▶ _Direction_
Extract the lines that carry the string "vostra" from the listing.

◆ ◆ ◆ ◆ ◆ ◆ ◆

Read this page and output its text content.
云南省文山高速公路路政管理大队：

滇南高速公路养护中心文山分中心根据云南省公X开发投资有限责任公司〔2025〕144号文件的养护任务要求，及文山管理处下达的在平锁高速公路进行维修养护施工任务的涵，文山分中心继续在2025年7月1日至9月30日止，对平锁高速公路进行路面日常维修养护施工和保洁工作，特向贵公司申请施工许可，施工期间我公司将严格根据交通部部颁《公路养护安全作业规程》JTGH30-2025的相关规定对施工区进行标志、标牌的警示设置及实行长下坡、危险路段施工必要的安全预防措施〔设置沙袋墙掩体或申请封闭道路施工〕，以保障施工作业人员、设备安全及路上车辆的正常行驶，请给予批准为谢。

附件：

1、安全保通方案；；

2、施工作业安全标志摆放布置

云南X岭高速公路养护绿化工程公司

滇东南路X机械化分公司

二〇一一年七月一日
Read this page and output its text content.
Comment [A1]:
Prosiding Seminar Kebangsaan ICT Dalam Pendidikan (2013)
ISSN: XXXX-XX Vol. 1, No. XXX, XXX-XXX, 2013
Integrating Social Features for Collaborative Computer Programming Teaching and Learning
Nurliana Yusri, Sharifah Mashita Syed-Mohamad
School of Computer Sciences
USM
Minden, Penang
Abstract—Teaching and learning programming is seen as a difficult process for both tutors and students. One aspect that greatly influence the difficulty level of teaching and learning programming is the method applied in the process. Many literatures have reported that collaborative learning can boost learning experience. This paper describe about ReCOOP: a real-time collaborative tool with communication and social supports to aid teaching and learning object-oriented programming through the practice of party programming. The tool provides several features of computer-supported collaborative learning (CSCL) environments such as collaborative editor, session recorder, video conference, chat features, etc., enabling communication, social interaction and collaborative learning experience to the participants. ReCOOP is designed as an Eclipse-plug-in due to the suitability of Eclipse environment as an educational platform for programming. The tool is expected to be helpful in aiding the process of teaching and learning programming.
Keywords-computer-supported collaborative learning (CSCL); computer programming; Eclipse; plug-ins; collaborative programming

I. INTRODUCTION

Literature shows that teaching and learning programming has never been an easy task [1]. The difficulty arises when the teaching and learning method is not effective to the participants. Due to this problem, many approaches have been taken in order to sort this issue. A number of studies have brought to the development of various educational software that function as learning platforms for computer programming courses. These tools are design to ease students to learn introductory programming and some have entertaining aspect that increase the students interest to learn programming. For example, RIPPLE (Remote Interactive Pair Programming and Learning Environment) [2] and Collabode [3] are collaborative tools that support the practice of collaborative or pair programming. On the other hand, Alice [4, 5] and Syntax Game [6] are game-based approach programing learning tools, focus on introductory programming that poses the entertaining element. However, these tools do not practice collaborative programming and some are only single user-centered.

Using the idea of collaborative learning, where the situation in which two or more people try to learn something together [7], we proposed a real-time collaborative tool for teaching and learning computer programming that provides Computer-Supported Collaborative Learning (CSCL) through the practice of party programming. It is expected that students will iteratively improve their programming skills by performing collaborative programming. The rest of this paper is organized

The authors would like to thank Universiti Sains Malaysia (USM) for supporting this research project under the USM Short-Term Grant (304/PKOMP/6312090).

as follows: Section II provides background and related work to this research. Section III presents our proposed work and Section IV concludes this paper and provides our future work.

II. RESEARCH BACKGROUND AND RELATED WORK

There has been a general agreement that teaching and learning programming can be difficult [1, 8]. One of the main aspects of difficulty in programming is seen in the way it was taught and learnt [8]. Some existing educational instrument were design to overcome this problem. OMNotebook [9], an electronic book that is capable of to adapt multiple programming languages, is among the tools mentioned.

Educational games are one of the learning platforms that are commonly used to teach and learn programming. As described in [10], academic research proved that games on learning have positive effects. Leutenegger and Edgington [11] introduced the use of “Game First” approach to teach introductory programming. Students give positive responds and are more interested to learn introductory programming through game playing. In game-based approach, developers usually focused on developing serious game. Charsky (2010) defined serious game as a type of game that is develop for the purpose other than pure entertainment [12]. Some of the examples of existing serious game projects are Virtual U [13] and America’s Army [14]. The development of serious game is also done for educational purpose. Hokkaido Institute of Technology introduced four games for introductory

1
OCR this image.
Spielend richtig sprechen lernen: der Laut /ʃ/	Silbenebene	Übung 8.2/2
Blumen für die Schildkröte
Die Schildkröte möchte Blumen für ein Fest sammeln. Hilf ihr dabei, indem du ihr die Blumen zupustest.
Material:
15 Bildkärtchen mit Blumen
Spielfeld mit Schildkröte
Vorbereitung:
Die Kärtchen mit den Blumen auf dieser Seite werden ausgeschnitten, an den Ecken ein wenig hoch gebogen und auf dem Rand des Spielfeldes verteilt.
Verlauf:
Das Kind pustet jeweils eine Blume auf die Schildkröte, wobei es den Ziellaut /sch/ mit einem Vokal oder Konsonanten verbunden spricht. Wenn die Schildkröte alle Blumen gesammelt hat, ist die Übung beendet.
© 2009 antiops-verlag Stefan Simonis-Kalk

◆ ◆ ◆ ◆ ◆ ◆ ◆

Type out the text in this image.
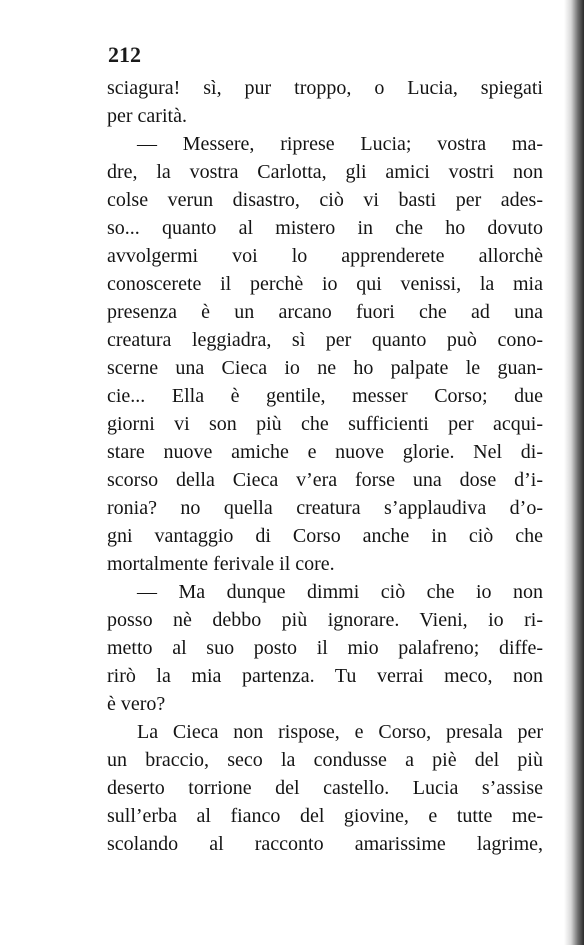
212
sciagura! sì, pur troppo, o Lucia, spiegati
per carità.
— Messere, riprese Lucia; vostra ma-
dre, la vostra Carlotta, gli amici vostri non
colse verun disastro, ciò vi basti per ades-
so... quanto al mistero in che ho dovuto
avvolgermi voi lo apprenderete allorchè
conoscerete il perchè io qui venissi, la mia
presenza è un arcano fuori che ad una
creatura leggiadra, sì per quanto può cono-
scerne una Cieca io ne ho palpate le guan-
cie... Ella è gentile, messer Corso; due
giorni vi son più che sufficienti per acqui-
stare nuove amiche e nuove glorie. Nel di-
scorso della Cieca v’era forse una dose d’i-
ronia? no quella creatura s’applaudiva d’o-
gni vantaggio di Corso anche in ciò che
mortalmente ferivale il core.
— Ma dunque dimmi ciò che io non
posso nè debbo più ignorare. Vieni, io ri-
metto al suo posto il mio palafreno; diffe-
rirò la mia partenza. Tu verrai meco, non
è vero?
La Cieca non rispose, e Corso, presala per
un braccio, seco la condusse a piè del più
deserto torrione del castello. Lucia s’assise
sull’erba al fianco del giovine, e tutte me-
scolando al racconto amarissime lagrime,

◆ ◆ ◆ ◆ ◆ ◆ ◆

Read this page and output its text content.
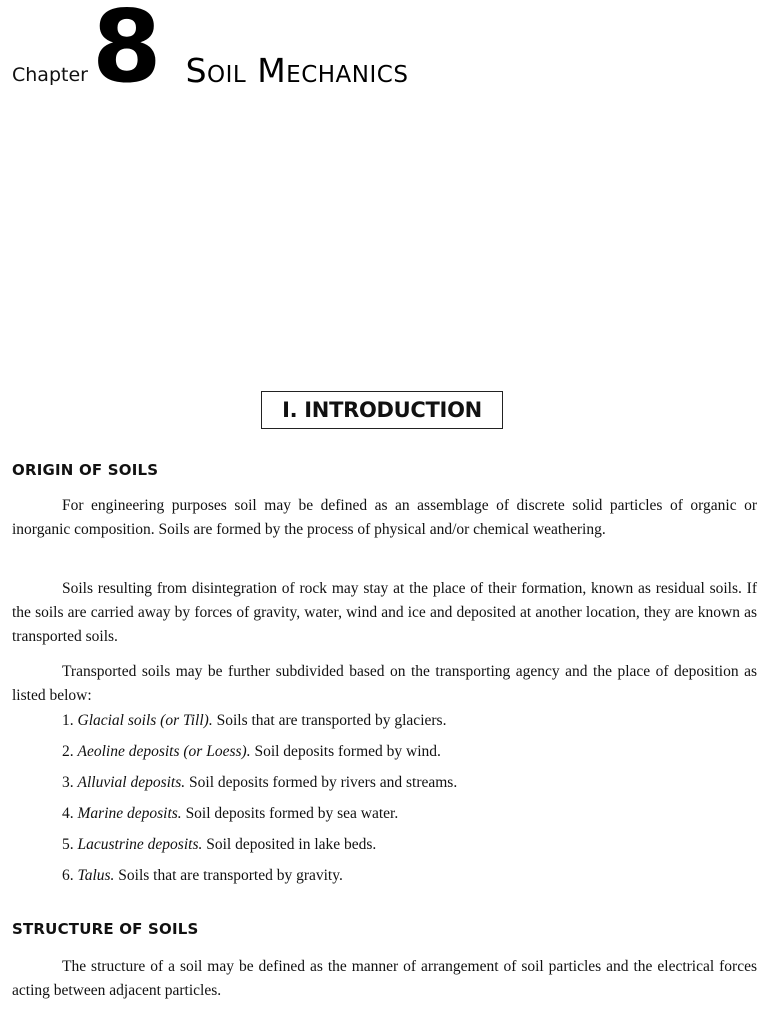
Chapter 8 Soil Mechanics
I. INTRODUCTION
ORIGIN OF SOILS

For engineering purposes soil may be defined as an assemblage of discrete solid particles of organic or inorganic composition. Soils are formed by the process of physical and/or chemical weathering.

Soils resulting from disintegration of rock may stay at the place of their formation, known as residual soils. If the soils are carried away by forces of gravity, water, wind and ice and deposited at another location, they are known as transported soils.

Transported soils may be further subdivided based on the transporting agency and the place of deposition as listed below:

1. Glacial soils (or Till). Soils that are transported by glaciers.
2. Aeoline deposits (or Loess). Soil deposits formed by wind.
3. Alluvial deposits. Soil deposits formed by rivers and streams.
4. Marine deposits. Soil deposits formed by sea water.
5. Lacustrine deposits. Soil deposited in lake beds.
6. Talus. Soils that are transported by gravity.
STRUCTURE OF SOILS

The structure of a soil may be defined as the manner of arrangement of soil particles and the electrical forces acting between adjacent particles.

◆ ◆ ◆ ◆ ◆ ◆ ◆

▶ _Answer to the exercise_
— Messere, riprese Lucia; vostra ma-
dre, la vostra Carlotta, gli amici vostri non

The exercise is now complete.